Problem statement: Without the pictures, print each of the records below exactly as it appears.

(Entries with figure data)
——

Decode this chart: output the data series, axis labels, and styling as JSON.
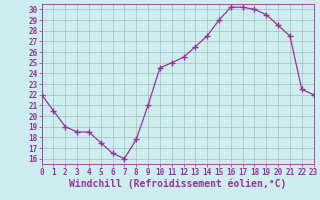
{
  "x": [
    0,
    1,
    2,
    3,
    4,
    5,
    6,
    7,
    8,
    9,
    10,
    11,
    12,
    13,
    14,
    15,
    16,
    17,
    18,
    19,
    20,
    21,
    22,
    23
  ],
  "y": [
    22,
    20.5,
    19,
    18.5,
    18.5,
    17.5,
    16.5,
    16,
    17.8,
    21,
    24.5,
    25,
    25.5,
    26.5,
    27.5,
    29,
    30.2,
    30.2,
    30,
    29.5,
    28.5,
    27.5,
    22.5,
    22
  ],
  "line_color": "#993399",
  "bg_color": "#cceeee",
  "grid_color": "#aabbbb",
  "xlabel": "Windchill (Refroidissement éolien,°C)",
  "xlim": [
    0,
    23
  ],
  "ylim": [
    15.5,
    30.5
  ],
  "yticks": [
    16,
    17,
    18,
    19,
    20,
    21,
    22,
    23,
    24,
    25,
    26,
    27,
    28,
    29,
    30
  ],
  "xticks": [
    0,
    1,
    2,
    3,
    4,
    5,
    6,
    7,
    8,
    9,
    10,
    11,
    12,
    13,
    14,
    15,
    16,
    17,
    18,
    19,
    20,
    21,
    22,
    23
  ],
  "tick_fontsize": 5.5,
  "xlabel_fontsize": 7.0
}
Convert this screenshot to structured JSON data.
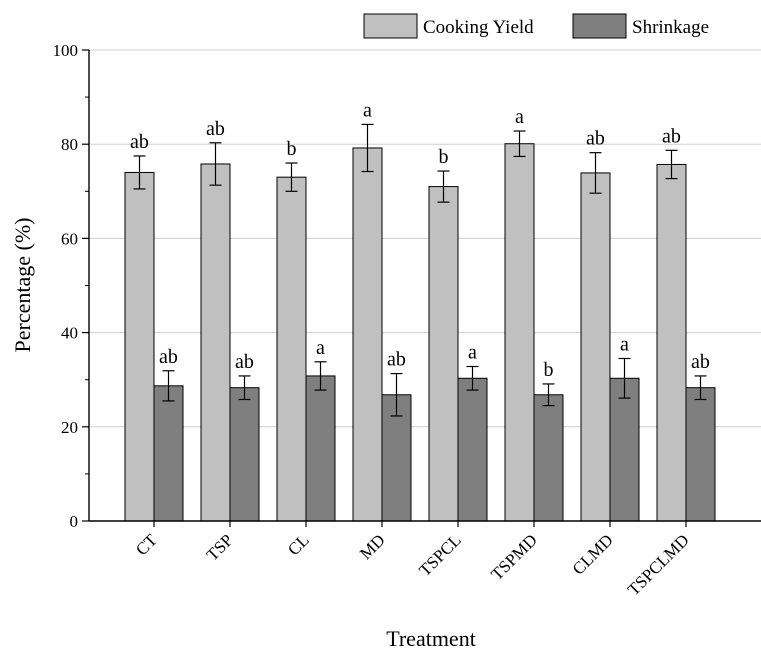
{
  "chart_data": {
    "type": "bar",
    "title": "",
    "xlabel": "Treatment",
    "ylabel": "Percentage (%)",
    "ylim": [
      0,
      100
    ],
    "yticks": [
      0,
      20,
      40,
      60,
      80,
      100
    ],
    "grid": true,
    "legend_position": "top-right",
    "categories": [
      "CT",
      "TSP",
      "CL",
      "MD",
      "TSPCL",
      "TSPMD",
      "CLMD",
      "TSPCLMD"
    ],
    "series": [
      {
        "name": "Cooking Yield",
        "color": "#c0c0c0",
        "values": [
          74.0,
          75.8,
          73.0,
          79.2,
          71.0,
          80.1,
          73.9,
          75.7
        ],
        "errors": [
          3.5,
          4.5,
          3.0,
          5.0,
          3.3,
          2.7,
          4.3,
          3.0
        ],
        "labels": [
          "ab",
          "ab",
          "b",
          "a",
          "b",
          "a",
          "ab",
          "ab"
        ]
      },
      {
        "name": "Shrinkage",
        "color": "#7f7f7f",
        "values": [
          28.7,
          28.3,
          30.8,
          26.8,
          30.3,
          26.8,
          30.3,
          28.3
        ],
        "errors": [
          3.2,
          2.5,
          3.0,
          4.5,
          2.5,
          2.3,
          4.2,
          2.5
        ],
        "labels": [
          "ab",
          "ab",
          "a",
          "ab",
          "a",
          "b",
          "a",
          "ab"
        ]
      }
    ]
  }
}
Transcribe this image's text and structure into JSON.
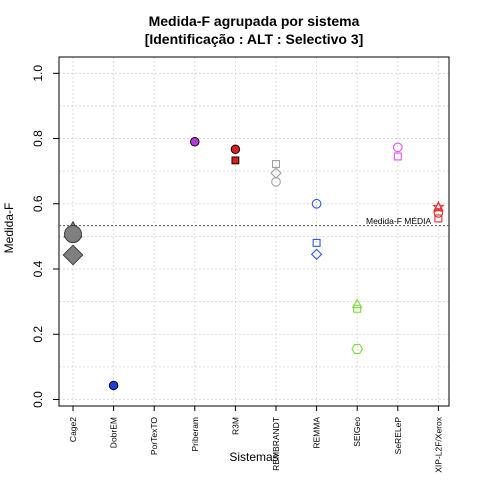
{
  "chart_data": {
    "type": "scatter",
    "title": "Medida-F agrupada por sistema",
    "subtitle": "[Identificação : ALT : Selectivo 3]",
    "xlabel": "Sistemas",
    "ylabel": "Medida-F",
    "categories": [
      "Cage2",
      "DobrEM",
      "PorTexTO",
      "Priberam",
      "R3M",
      "REMBRANDT",
      "REMMA",
      "SEIGeo",
      "SeRELeP",
      "XIP-L2F/Xerox"
    ],
    "yticks": [
      "0.0",
      "0.2",
      "0.4",
      "0.6",
      "0.8",
      "1.0"
    ],
    "ylim": [
      0,
      1
    ],
    "grid": "horizontal dotted",
    "reference_line": {
      "label": "Medida-F MÉDIA",
      "value": 0.533
    },
    "points": [
      {
        "category": "Cage2",
        "shape": "triangle",
        "style": "filled",
        "color": "#7f7f7f",
        "y": 0.52,
        "size": "large"
      },
      {
        "category": "Cage2",
        "shape": "circle",
        "style": "filled",
        "color": "#7f7f7f",
        "y": 0.507,
        "size": "large"
      },
      {
        "category": "Cage2",
        "shape": "diamond",
        "style": "filled",
        "color": "#7f7f7f",
        "y": 0.443,
        "size": "large"
      },
      {
        "category": "DobrEM",
        "shape": "circle",
        "style": "filled",
        "color": "#1a3fe0",
        "y": 0.043
      },
      {
        "category": "Priberam",
        "shape": "circle",
        "style": "filled",
        "color": "#b43ad6",
        "y": 0.79
      },
      {
        "category": "R3M",
        "shape": "circle",
        "style": "filled",
        "color": "#d62020",
        "y": 0.767
      },
      {
        "category": "R3M",
        "shape": "square",
        "style": "filled",
        "color": "#d62020",
        "y": 0.733
      },
      {
        "category": "REMBRANDT",
        "shape": "square",
        "style": "open",
        "color": "#a0a0a0",
        "y": 0.722
      },
      {
        "category": "REMBRANDT",
        "shape": "diamond",
        "style": "open",
        "color": "#a0a0a0",
        "y": 0.694
      },
      {
        "category": "REMBRANDT",
        "shape": "circle",
        "style": "open",
        "color": "#a0a0a0",
        "y": 0.667
      },
      {
        "category": "REMMA",
        "shape": "circle",
        "style": "open",
        "color": "#3355ee",
        "y": 0.6
      },
      {
        "category": "REMMA",
        "shape": "square",
        "style": "open",
        "color": "#3355ee",
        "y": 0.48
      },
      {
        "category": "REMMA",
        "shape": "diamond",
        "style": "open",
        "color": "#3355ee",
        "y": 0.445
      },
      {
        "category": "SEIGeo",
        "shape": "triangle",
        "style": "open",
        "color": "#7ddc3a",
        "y": 0.293
      },
      {
        "category": "SEIGeo",
        "shape": "square",
        "style": "open",
        "color": "#7ddc3a",
        "y": 0.278
      },
      {
        "category": "SEIGeo",
        "shape": "hexagon",
        "style": "open",
        "color": "#7ddc3a",
        "y": 0.155
      },
      {
        "category": "SeRELeP",
        "shape": "circle",
        "style": "open",
        "color": "#dd55ee",
        "y": 0.773
      },
      {
        "category": "SeRELeP",
        "shape": "square",
        "style": "open",
        "color": "#dd55ee",
        "y": 0.745
      },
      {
        "category": "XIP-L2F/Xerox",
        "shape": "star",
        "style": "open",
        "color": "#e03030",
        "y": 0.59
      },
      {
        "category": "XIP-L2F/Xerox",
        "shape": "triangle",
        "style": "open",
        "color": "#e03030",
        "y": 0.59
      },
      {
        "category": "XIP-L2F/Xerox",
        "shape": "circle",
        "style": "open",
        "color": "#e03030",
        "y": 0.572
      },
      {
        "category": "XIP-L2F/Xerox",
        "shape": "square",
        "style": "open",
        "color": "#e03030",
        "y": 0.555
      }
    ]
  }
}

——

Output of the exercise:
Decode this chart: output the data series, axis labels, and styling as JSON.
{
  "x": [
    0,
    1,
    2,
    3,
    4,
    5,
    6,
    7,
    8,
    9,
    10,
    11,
    12,
    13,
    14,
    15,
    16,
    17,
    18,
    19,
    20,
    21,
    22,
    23
  ],
  "y": [
    22,
    20.5,
    19,
    18.5,
    18.5,
    17.5,
    16.5,
    16,
    17.8,
    21,
    24.5,
    25,
    25.5,
    26.5,
    27.5,
    29,
    30.2,
    30.2,
    30,
    29.5,
    28.5,
    27.5,
    22.5,
    22
  ],
  "line_color": "#993399",
  "bg_color": "#cceeee",
  "grid_color": "#aabbbb",
  "xlabel": "Windchill (Refroidissement éolien,°C)",
  "xlim": [
    0,
    23
  ],
  "ylim": [
    15.5,
    30.5
  ],
  "yticks": [
    16,
    17,
    18,
    19,
    20,
    21,
    22,
    23,
    24,
    25,
    26,
    27,
    28,
    29,
    30
  ],
  "xticks": [
    0,
    1,
    2,
    3,
    4,
    5,
    6,
    7,
    8,
    9,
    10,
    11,
    12,
    13,
    14,
    15,
    16,
    17,
    18,
    19,
    20,
    21,
    22,
    23
  ],
  "tick_fontsize": 5.5,
  "xlabel_fontsize": 7.0
}
Convert this screenshot to structured JSON data.
{
  "chart_data": {
    "type": "bar",
    "title": "",
    "xlabel": "Treatment",
    "ylabel": "Percentage (%)",
    "ylim": [
      0,
      100
    ],
    "yticks": [
      0,
      20,
      40,
      60,
      80,
      100
    ],
    "grid": true,
    "legend_position": "top-right",
    "categories": [
      "CT",
      "TSP",
      "CL",
      "MD",
      "TSPCL",
      "TSPMD",
      "CLMD",
      "TSPCLMD"
    ],
    "series": [
      {
        "name": "Cooking Yield",
        "color": "#c0c0c0",
        "values": [
          74.0,
          75.8,
          73.0,
          79.2,
          71.0,
          80.1,
          73.9,
          75.7
        ],
        "errors": [
          3.5,
          4.5,
          3.0,
          5.0,
          3.3,
          2.7,
          4.3,
          3.0
        ],
        "labels": [
          "ab",
          "ab",
          "b",
          "a",
          "b",
          "a",
          "ab",
          "ab"
        ]
      },
      {
        "name": "Shrinkage",
        "color": "#7f7f7f",
        "values": [
          28.7,
          28.3,
          30.8,
          26.8,
          30.3,
          26.8,
          30.3,
          28.3
        ],
        "errors": [
          3.2,
          2.5,
          3.0,
          4.5,
          2.5,
          2.3,
          4.2,
          2.5
        ],
        "labels": [
          "ab",
          "ab",
          "a",
          "ab",
          "a",
          "b",
          "a",
          "ab"
        ]
      }
    ]
  }
}
Transcribe this image's text and structure into JSON.
{
  "chart_data": {
    "type": "scatter",
    "title": "Medida-F agrupada por sistema",
    "subtitle": "[Identificação : ALT : Selectivo 3]",
    "xlabel": "Sistemas",
    "ylabel": "Medida-F",
    "categories": [
      "Cage2",
      "DobrEM",
      "PorTexTO",
      "Priberam",
      "R3M",
      "REMBRANDT",
      "REMMA",
      "SEIGeo",
      "SeRELeP",
      "XIP-L2F/Xerox"
    ],
    "yticks": [
      "0.0",
      "0.2",
      "0.4",
      "0.6",
      "0.8",
      "1.0"
    ],
    "ylim": [
      0,
      1
    ],
    "grid": "horizontal dotted",
    "reference_line": {
      "label": "Medida-F MÉDIA",
      "value": 0.533
    },
    "points": [
      {
        "category": "Cage2",
        "shape": "triangle",
        "style": "filled",
        "color": "#7f7f7f",
        "y": 0.52,
        "size": "large"
      },
      {
        "category": "Cage2",
        "shape": "circle",
        "style": "filled",
        "color": "#7f7f7f",
        "y": 0.507,
        "size": "large"
      },
      {
        "category": "Cage2",
        "shape": "diamond",
        "style": "filled",
        "color": "#7f7f7f",
        "y": 0.443,
        "size": "large"
      },
      {
        "category": "DobrEM",
        "shape": "circle",
        "style": "filled",
        "color": "#1a3fe0",
        "y": 0.043
      },
      {
        "category": "Priberam",
        "shape": "circle",
        "style": "filled",
        "color": "#b43ad6",
        "y": 0.79
      },
      {
        "category": "R3M",
        "shape": "circle",
        "style": "filled",
        "color": "#d62020",
        "y": 0.767
      },
      {
        "category": "R3M",
        "shape": "square",
        "style": "filled",
        "color": "#d62020",
        "y": 0.733
      },
      {
        "category": "REMBRANDT",
        "shape": "square",
        "style": "open",
        "color": "#a0a0a0",
        "y": 0.722
      },
      {
        "category": "REMBRANDT",
        "shape": "diamond",
        "style": "open",
        "color": "#a0a0a0",
        "y": 0.694
      },
      {
        "category": "REMBRANDT",
        "shape": "circle",
        "style": "open",
        "color": "#a0a0a0",
        "y": 0.667
      },
      {
        "category": "REMMA",
        "shape": "circle",
        "style": "open",
        "color": "#3355ee",
        "y": 0.6
      },
      {
        "category": "REMMA",
        "shape": "square",
        "style": "open",
        "color": "#3355ee",
        "y": 0.48
      },
      {
        "category": "REMMA",
        "shape": "diamond",
        "style": "open",
        "color": "#3355ee",
        "y": 0.445
      },
      {
        "category": "SEIGeo",
        "shape": "triangle",
        "style": "open",
        "color": "#7ddc3a",
        "y": 0.293
      },
      {
        "category": "SEIGeo",
        "shape": "square",
        "style": "open",
        "color": "#7ddc3a",
        "y": 0.278
      },
      {
        "category": "SEIGeo",
        "shape": "hexagon",
        "style": "open",
        "color": "#7ddc3a",
        "y": 0.155
      },
      {
        "category": "SeRELeP",
        "shape": "circle",
        "style": "open",
        "color": "#dd55ee",
        "y": 0.773
      },
      {
        "category": "SeRELeP",
        "shape": "square",
        "style": "open",
        "color": "#dd55ee",
        "y": 0.745
      },
      {
        "category": "XIP-L2F/Xerox",
        "shape": "star",
        "style": "open",
        "color": "#e03030",
        "y": 0.59
      },
      {
        "category": "XIP-L2F/Xerox",
        "shape": "triangle",
        "style": "open",
        "color": "#e03030",
        "y": 0.59
      },
      {
        "category": "XIP-L2F/Xerox",
        "shape": "circle",
        "style": "open",
        "color": "#e03030",
        "y": 0.572
      },
      {
        "category": "XIP-L2F/Xerox",
        "shape": "square",
        "style": "open",
        "color": "#e03030",
        "y": 0.555
      }
    ]
  }
}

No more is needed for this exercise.